• **Requirement**: Could you print every line of the records below word for word, but leave out the pictures?

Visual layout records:
:::
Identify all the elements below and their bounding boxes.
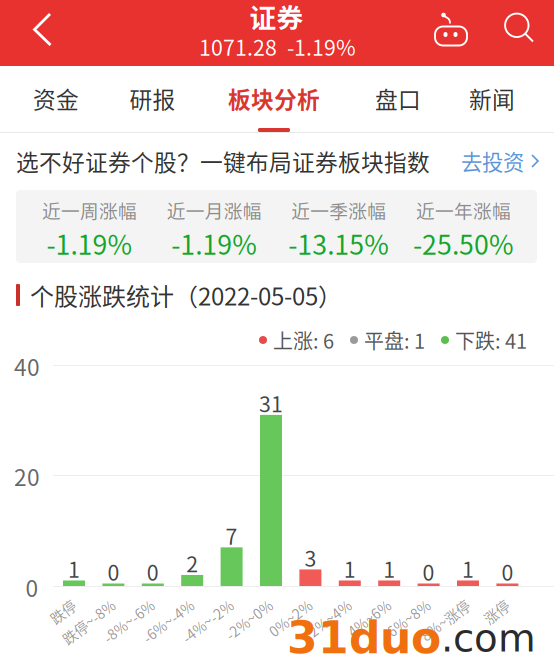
staticText: 证券 — [250, 0, 304, 35]
staticText: 研报 — [130, 82, 176, 115]
button[interactable]: 资金 — [8, 66, 104, 132]
staticText: 0%~2% — [260, 593, 310, 613]
staticText: 31 — [259, 387, 283, 418]
staticText: 跌停 — [46, 593, 74, 613]
staticText: -13.15% — [288, 224, 389, 262]
staticText: 资金 — [33, 82, 79, 115]
staticText: 0 — [423, 556, 435, 587]
staticText: 新闻 — [469, 82, 515, 115]
button[interactable]: 新闻 — [444, 66, 540, 132]
button[interactable]: Back — [15, 0, 71, 62]
staticText: 6%~8% — [379, 593, 429, 613]
staticText: 20 — [14, 460, 40, 492]
staticText: 3 — [304, 542, 316, 573]
staticText: 下跌: 41 — [455, 326, 527, 354]
staticText: -25.50% — [413, 224, 514, 262]
staticText: 1 — [344, 553, 356, 584]
staticText: 去投资 — [461, 146, 524, 176]
staticText: 1 — [462, 553, 474, 584]
staticText: 近一月涨幅 — [167, 197, 262, 224]
staticText: 选不好证券个股？一键布局证券板块指数 — [16, 145, 430, 177]
staticText: -1.19% — [171, 224, 257, 262]
staticText: 1071.28 -1.19% — [199, 31, 356, 62]
staticText: 个股涨跌统计（2022-05-05） — [30, 278, 342, 312]
staticText: 盘口 — [375, 82, 421, 115]
staticText: 2%~4% — [300, 593, 350, 613]
button[interactable]: 板块分析 — [226, 66, 322, 132]
staticText: 跌停~-8% — [51, 593, 113, 613]
button[interactable]: Assistant — [425, 0, 477, 64]
staticText: 0 — [147, 556, 159, 587]
button[interactable]: 盘口 — [350, 66, 446, 132]
staticText: 2 — [186, 548, 198, 578]
staticText: .com — [441, 616, 536, 656]
staticText: 近一季涨幅 — [291, 197, 386, 224]
staticText: 0 — [107, 556, 119, 587]
staticText: -1.19% — [46, 224, 132, 262]
staticText: 1 — [383, 553, 395, 584]
staticText: -2%~0% — [216, 593, 271, 613]
button[interactable]: 研报 — [104, 66, 200, 132]
button[interactable]: Search — [494, 0, 546, 62]
staticText: 板块分析 — [228, 82, 320, 115]
staticText: 0 — [501, 556, 513, 587]
staticText: 近一周涨幅 — [42, 197, 137, 224]
staticText: 上涨: 6 — [273, 326, 334, 354]
button[interactable]: 选不好证券个股？一键布局证券板块指数 — [0, 132, 554, 190]
staticText: 1 — [68, 553, 80, 584]
staticText: 0 — [26, 571, 38, 603]
staticText: 平盘: 1 — [364, 326, 425, 354]
staticText: 涨停 — [479, 593, 507, 613]
staticText: -4%~-2% — [172, 593, 232, 613]
staticText: 近一年涨幅 — [416, 197, 511, 224]
staticText: -8%~-6% — [93, 593, 153, 613]
staticText: 7 — [226, 520, 238, 551]
staticText: -6%~-4% — [132, 593, 192, 613]
staticText: 4%~6% — [339, 593, 389, 613]
staticText: 31duo — [287, 612, 441, 656]
staticText: 8%~涨停 — [411, 593, 468, 613]
staticText: 40 — [14, 350, 40, 382]
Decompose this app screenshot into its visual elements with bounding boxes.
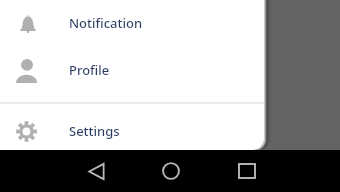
button[interactable]: Recent apps (227, 150, 266, 192)
staticText: Profile (69, 61, 110, 79)
button[interactable]: Settings (0, 112, 264, 150)
staticText: Notification (69, 14, 143, 32)
staticText: Settings (69, 122, 120, 140)
button[interactable]: Notification (0, 0, 264, 47)
button[interactable]: Back (75, 150, 114, 192)
button[interactable]: Home (151, 150, 190, 192)
button[interactable]: Profile (0, 47, 264, 94)
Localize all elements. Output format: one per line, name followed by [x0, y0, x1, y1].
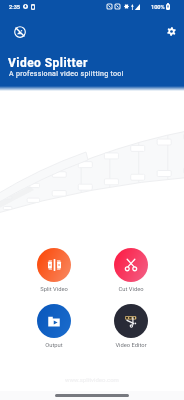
button[interactable]: Split Video	[22, 248, 86, 293]
button[interactable]: Cut Video	[99, 248, 163, 293]
button[interactable]: Output	[22, 304, 86, 349]
staticText: Video Editor	[115, 342, 147, 349]
button[interactable]: Remove ads	[5, 17, 34, 46]
staticText: Output	[45, 342, 63, 349]
staticText: Cut Video	[118, 286, 144, 293]
button[interactable]: Settings	[157, 17, 184, 46]
staticText: Split Video	[40, 286, 68, 293]
staticText: 2:35	[9, 4, 21, 11]
button[interactable]: Video Editor	[99, 304, 163, 349]
staticText: www.splitvideo.com	[65, 376, 119, 383]
staticText: 100%	[151, 4, 165, 11]
staticText: Video Splitter	[8, 56, 88, 70]
staticText: A professional video splitting tool	[9, 70, 124, 78]
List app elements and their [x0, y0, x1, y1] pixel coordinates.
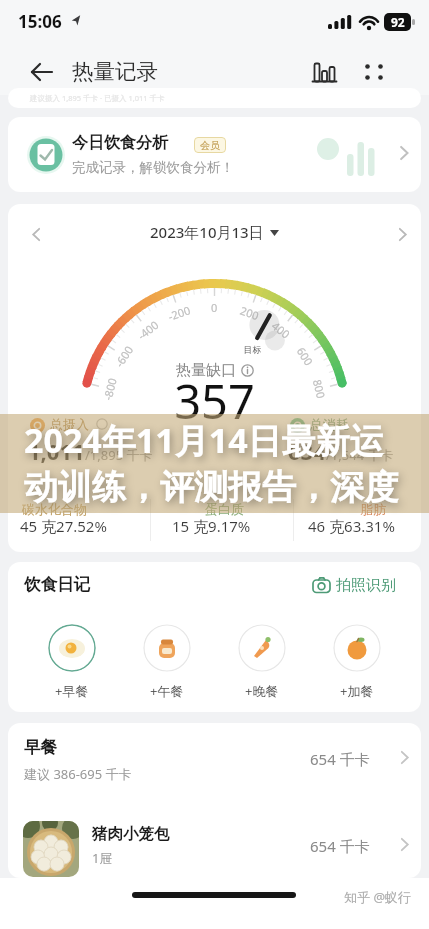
:::
• **Response for this exercise**:
Identify all the elements below and their bounding boxes.
staticText: 证券 — [250, 0, 304, 35]
staticText: 研报 — [130, 82, 176, 115]
button[interactable]: 资金 — [8, 66, 104, 132]
staticText: 0%~2% — [260, 593, 310, 613]
staticText: 31 — [259, 387, 283, 418]
staticText: 跌停 — [46, 593, 74, 613]
staticText: -13.15% — [288, 224, 389, 262]
staticText: 资金 — [33, 82, 79, 115]
staticText: 0 — [423, 556, 435, 587]
staticText: 新闻 — [469, 82, 515, 115]
button[interactable]: 新闻 — [444, 66, 540, 132]
button[interactable]: Back — [15, 0, 71, 62]
staticText: 6%~8% — [379, 593, 429, 613]
staticText: 20 — [14, 460, 40, 492]
staticText: 3 — [304, 542, 316, 573]
staticText: 下跌: 41 — [455, 326, 527, 354]
staticText: -25.50% — [413, 224, 514, 262]
staticText: 1 — [344, 553, 356, 584]
staticText: 去投资 — [461, 146, 524, 176]
staticText: 1 — [462, 553, 474, 584]
staticText: 近一月涨幅 — [167, 197, 262, 224]
staticText: 选不好证券个股？一键布局证券板块指数 — [16, 145, 430, 177]
staticText: -1.19% — [171, 224, 257, 262]
staticText: 1071.28 -1.19% — [199, 31, 356, 62]
staticText: 个股涨跌统计（2022-05-05） — [30, 278, 342, 312]
staticText: 盘口 — [375, 82, 421, 115]
staticText: 2%~4% — [300, 593, 350, 613]
button[interactable]: 板块分析 — [226, 66, 322, 132]
staticText: 跌停~-8% — [51, 593, 113, 613]
button[interactable]: Assistant — [425, 0, 477, 64]
staticText: 0 — [147, 556, 159, 587]
button[interactable]: 盘口 — [350, 66, 446, 132]
staticText: 2 — [186, 548, 198, 578]
staticText: .com — [441, 616, 536, 656]
staticText: 近一季涨幅 — [291, 197, 386, 224]
staticText: 0 — [107, 556, 119, 587]
staticText: -1.19% — [46, 224, 132, 262]
staticText: 1 — [383, 553, 395, 584]
staticText: -2%~0% — [216, 593, 271, 613]
button[interactable]: 研报 — [104, 66, 200, 132]
button[interactable]: Search — [494, 0, 546, 62]
staticText: 板块分析 — [228, 82, 320, 115]
staticText: 0 — [501, 556, 513, 587]
staticText: 近一周涨幅 — [42, 197, 137, 224]
staticText: 上涨: 6 — [273, 326, 334, 354]
button[interactable]: 选不好证券个股？一键布局证券板块指数 — [0, 132, 554, 190]
staticText: 1 — [68, 553, 80, 584]
staticText: 0 — [26, 571, 38, 603]
staticText: 平盘: 1 — [364, 326, 425, 354]
staticText: 涨停 — [479, 593, 507, 613]
staticText: -4%~-2% — [172, 593, 232, 613]
staticText: 近一年涨幅 — [416, 197, 511, 224]
staticText: -8%~-6% — [93, 593, 153, 613]
staticText: 7 — [226, 520, 238, 551]
staticText: -6%~-4% — [132, 593, 192, 613]
staticText: 4%~6% — [339, 593, 389, 613]
staticText: 31duo — [287, 612, 441, 656]
staticText: 8%~涨停 — [411, 593, 468, 613]
staticText: 40 — [14, 350, 40, 382]
Decompose this app screenshot into its visual elements with bounding boxes.
button[interactable]: Recent apps (227, 150, 266, 192)
staticText: Profile (69, 61, 110, 79)
button[interactable]: Settings (0, 112, 264, 150)
staticText: Notification (69, 14, 143, 32)
staticText: Settings (69, 122, 120, 140)
button[interactable]: Notification (0, 0, 264, 47)
button[interactable]: Back (75, 150, 114, 192)
button[interactable]: Home (151, 150, 190, 192)
button[interactable]: Profile (0, 47, 264, 94)
Localize all elements. Output format: one per line, name followed by [x0, y0, x1, y1].
button[interactable]: Split Video	[22, 248, 86, 293]
button[interactable]: Cut Video	[99, 248, 163, 293]
button[interactable]: Output	[22, 304, 86, 349]
staticText: Video Editor	[115, 342, 147, 349]
button[interactable]: Remove ads	[5, 17, 34, 46]
staticText: Output	[45, 342, 63, 349]
staticText: Cut Video	[118, 286, 144, 293]
button[interactable]: Settings	[157, 17, 184, 46]
staticText: Split Video	[40, 286, 68, 293]
staticText: 2:35	[9, 4, 21, 11]
button[interactable]: Video Editor	[99, 304, 163, 349]
staticText: www.splitvideo.com	[65, 376, 119, 383]
staticText: 100%	[151, 4, 165, 11]
staticText: Video Splitter	[8, 56, 88, 70]
staticText: A professional video splitting tool	[9, 70, 124, 78]
List app elements and their [x0, y0, x1, y1] pixel coordinates.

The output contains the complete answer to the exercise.